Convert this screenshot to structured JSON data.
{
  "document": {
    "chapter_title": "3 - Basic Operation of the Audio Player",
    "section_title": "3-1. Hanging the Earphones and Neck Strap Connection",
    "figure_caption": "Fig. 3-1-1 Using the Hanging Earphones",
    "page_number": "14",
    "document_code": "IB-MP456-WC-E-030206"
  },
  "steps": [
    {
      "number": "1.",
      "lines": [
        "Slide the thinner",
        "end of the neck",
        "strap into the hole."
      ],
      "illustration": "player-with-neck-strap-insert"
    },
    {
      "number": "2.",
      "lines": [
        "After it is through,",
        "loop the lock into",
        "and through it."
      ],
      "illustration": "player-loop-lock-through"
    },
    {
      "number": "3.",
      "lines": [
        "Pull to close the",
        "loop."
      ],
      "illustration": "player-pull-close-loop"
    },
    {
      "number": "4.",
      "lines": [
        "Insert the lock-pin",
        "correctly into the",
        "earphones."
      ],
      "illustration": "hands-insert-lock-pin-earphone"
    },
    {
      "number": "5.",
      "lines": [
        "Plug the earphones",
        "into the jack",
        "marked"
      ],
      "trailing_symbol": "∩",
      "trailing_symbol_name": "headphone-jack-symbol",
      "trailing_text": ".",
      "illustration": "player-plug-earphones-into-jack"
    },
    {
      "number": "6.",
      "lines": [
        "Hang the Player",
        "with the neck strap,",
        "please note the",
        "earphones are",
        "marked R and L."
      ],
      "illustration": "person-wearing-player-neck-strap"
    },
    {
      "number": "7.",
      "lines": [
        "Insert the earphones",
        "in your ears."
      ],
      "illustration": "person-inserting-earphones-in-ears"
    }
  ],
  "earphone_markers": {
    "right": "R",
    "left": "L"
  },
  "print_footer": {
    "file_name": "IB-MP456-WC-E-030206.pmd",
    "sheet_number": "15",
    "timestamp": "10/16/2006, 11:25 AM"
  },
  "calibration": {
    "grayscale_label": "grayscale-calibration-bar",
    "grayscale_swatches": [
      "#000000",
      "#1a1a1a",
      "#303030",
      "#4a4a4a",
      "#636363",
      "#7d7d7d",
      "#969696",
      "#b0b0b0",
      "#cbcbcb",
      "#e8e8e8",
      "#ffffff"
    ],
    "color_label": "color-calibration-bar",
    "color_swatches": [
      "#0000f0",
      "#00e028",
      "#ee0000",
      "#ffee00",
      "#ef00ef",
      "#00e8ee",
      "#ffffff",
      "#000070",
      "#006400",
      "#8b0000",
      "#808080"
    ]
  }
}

* * *

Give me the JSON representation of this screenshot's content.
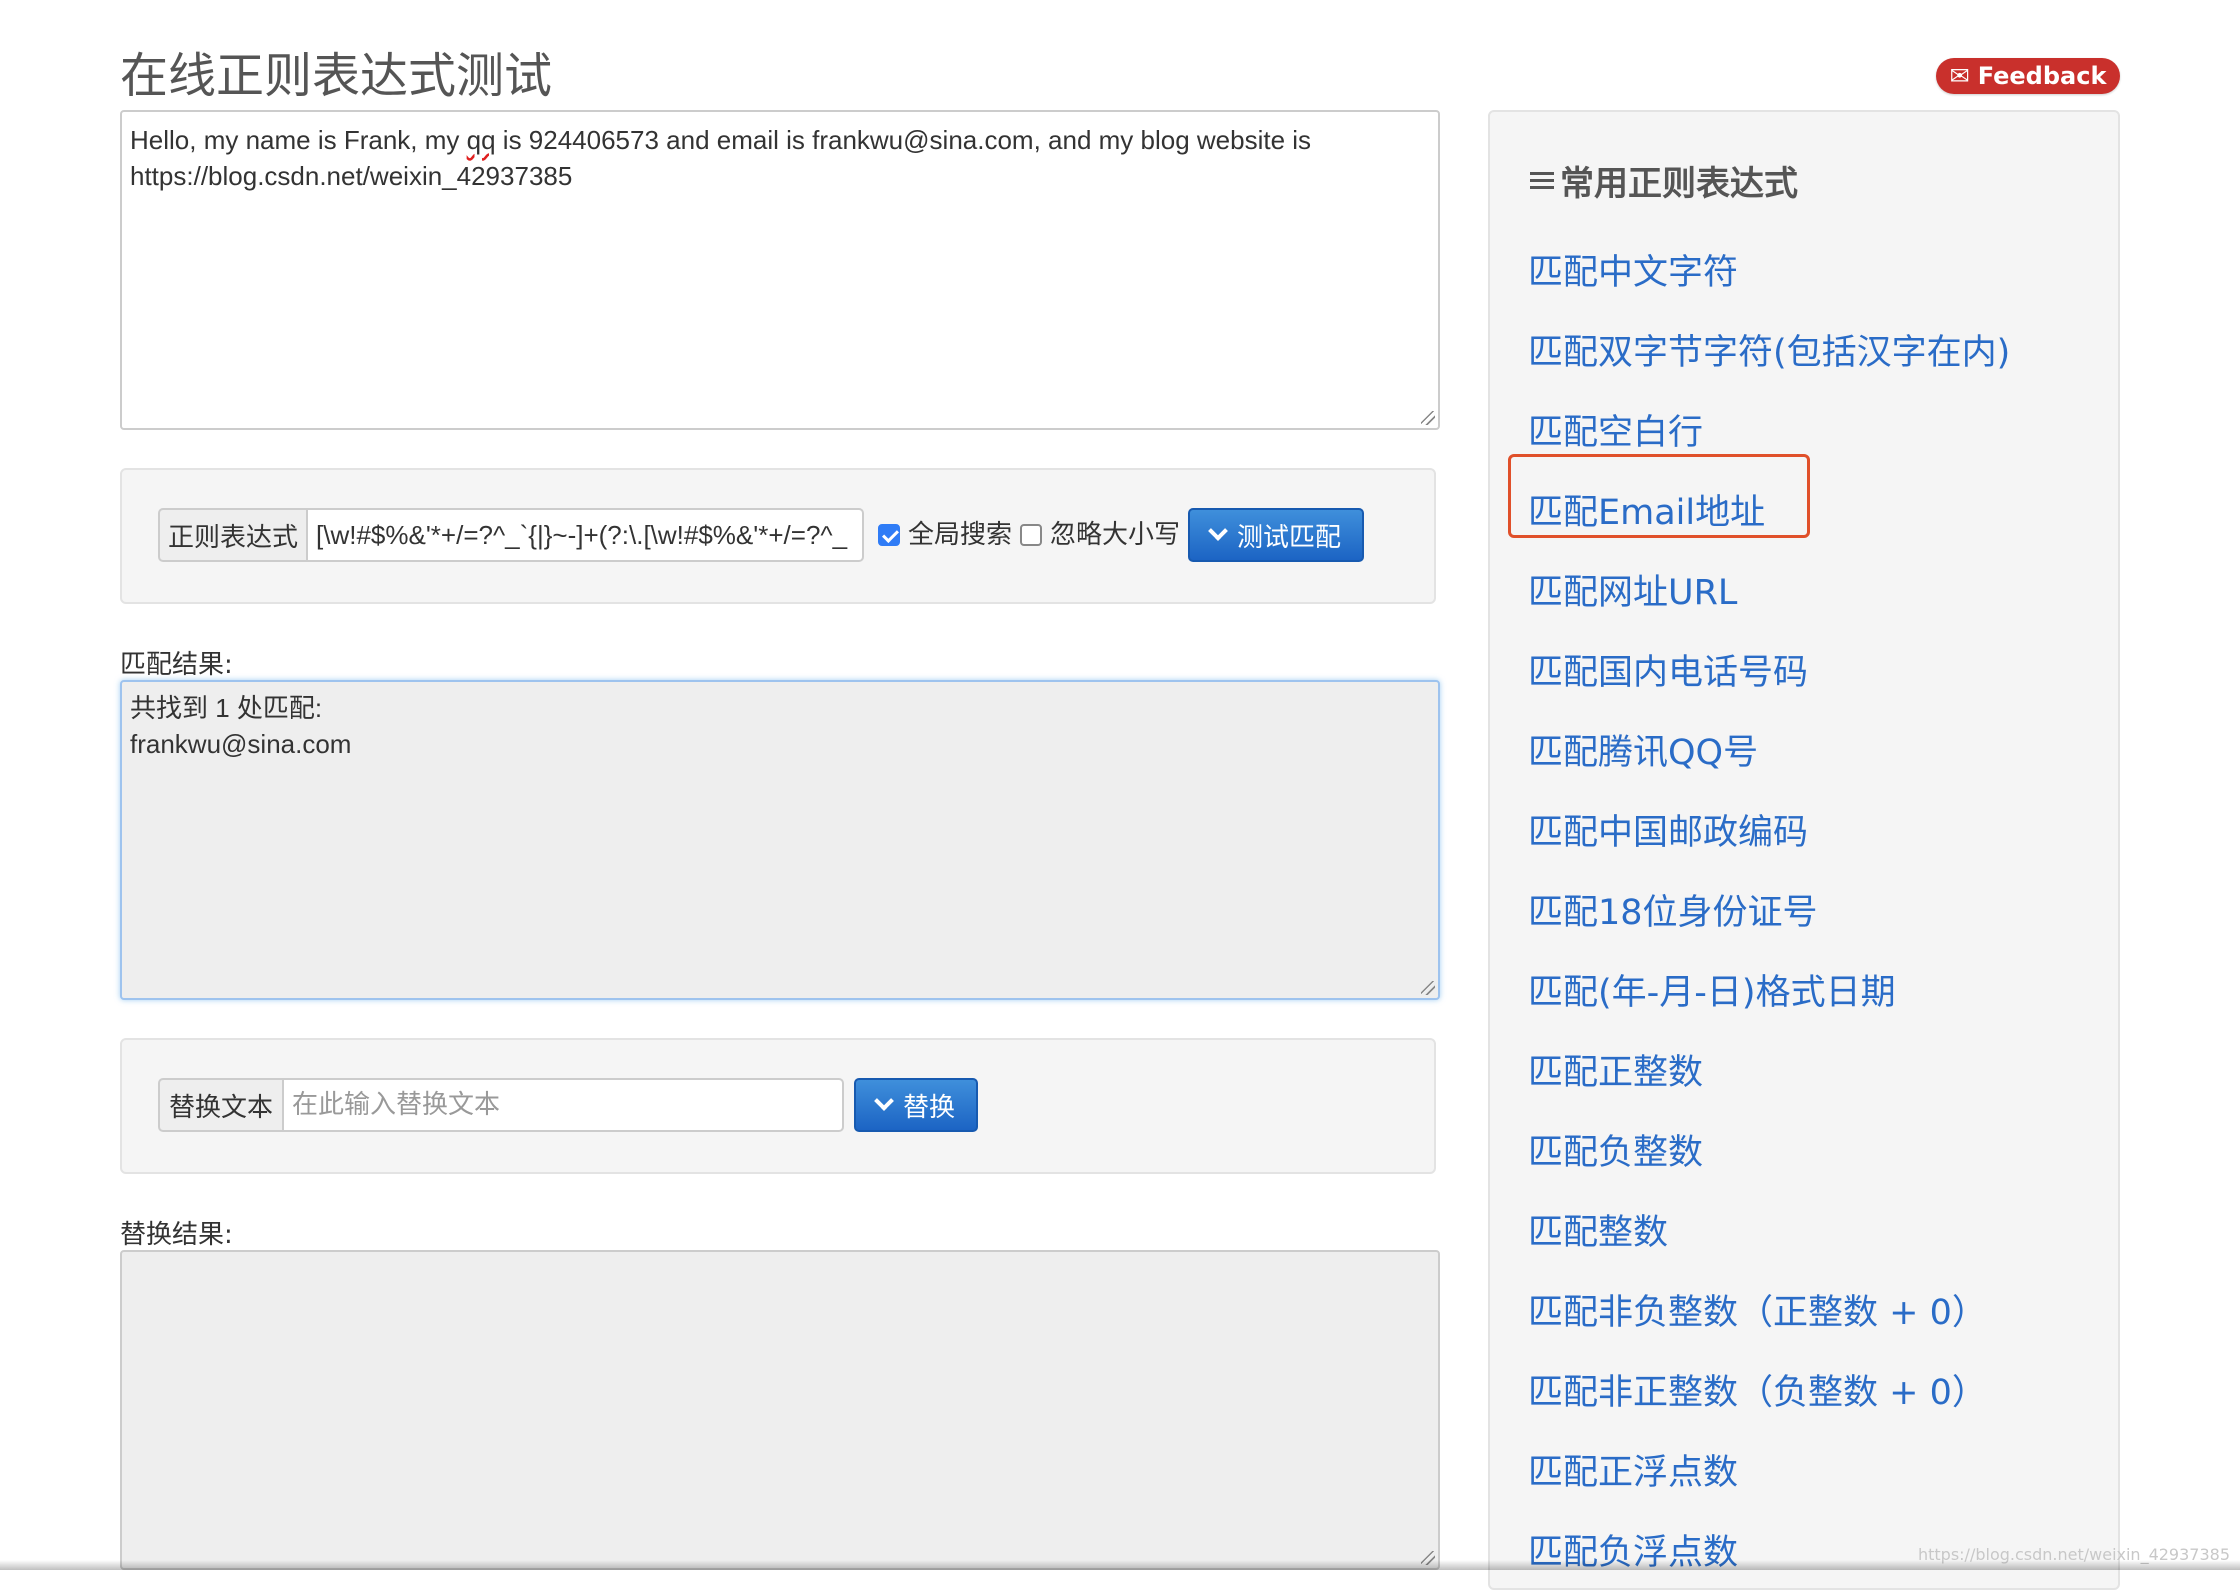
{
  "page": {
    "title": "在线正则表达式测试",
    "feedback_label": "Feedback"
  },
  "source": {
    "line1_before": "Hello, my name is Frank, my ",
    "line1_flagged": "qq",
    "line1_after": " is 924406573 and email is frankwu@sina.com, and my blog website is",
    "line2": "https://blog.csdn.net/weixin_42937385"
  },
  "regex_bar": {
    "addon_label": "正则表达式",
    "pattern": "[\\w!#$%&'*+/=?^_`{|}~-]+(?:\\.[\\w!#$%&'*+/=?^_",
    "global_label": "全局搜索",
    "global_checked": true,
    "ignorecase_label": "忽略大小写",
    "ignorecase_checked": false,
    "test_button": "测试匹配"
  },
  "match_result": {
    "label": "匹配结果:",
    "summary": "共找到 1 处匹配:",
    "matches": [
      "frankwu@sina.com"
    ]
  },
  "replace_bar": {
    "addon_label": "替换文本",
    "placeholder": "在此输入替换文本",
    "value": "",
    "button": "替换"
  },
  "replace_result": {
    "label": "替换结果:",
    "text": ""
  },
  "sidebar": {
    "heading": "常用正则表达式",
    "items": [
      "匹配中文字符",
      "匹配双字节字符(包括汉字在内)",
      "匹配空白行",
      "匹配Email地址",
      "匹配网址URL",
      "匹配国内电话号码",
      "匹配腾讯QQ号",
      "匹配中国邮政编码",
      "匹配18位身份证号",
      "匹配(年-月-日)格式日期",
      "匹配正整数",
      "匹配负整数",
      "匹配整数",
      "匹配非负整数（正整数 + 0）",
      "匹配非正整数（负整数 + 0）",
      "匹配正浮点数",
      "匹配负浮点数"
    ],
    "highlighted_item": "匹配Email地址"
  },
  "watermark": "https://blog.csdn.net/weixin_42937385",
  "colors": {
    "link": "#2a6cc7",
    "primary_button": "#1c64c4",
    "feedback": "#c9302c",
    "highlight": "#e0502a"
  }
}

**Goal**
Say how many lines above contain the string "illustration". Answer with the number only.

**Response to the task**
7